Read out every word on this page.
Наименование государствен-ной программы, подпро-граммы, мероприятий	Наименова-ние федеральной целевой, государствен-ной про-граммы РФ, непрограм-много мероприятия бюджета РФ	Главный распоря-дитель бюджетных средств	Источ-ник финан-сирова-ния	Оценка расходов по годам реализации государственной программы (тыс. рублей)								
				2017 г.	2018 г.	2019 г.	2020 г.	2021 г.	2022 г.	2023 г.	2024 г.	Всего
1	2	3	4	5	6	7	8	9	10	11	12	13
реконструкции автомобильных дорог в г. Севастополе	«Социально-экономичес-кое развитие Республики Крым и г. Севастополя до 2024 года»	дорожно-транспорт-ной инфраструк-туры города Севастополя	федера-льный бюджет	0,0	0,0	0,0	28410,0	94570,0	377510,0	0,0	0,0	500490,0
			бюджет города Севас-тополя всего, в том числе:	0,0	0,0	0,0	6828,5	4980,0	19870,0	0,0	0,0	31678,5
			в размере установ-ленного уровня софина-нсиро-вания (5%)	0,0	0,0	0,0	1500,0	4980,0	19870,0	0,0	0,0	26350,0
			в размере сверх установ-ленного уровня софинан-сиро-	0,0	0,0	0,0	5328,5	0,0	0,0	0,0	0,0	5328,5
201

■ TASK PROMPT
Filter the entries down to the lines with the word "уровня" in them.

■ CORRECT RESPONSE
			в размере установ-ленного уровня софина-нсиро-вания (5%)	0,0	0,0	0,0	1500,0	4980,0	19870,0	0,0	0,0	26350,0
			в размере сверх установ-ленного уровня софинан-сиро-	0,0	0,0	0,0	5328,5	0,0	0,0	0,0	0,0	5328,5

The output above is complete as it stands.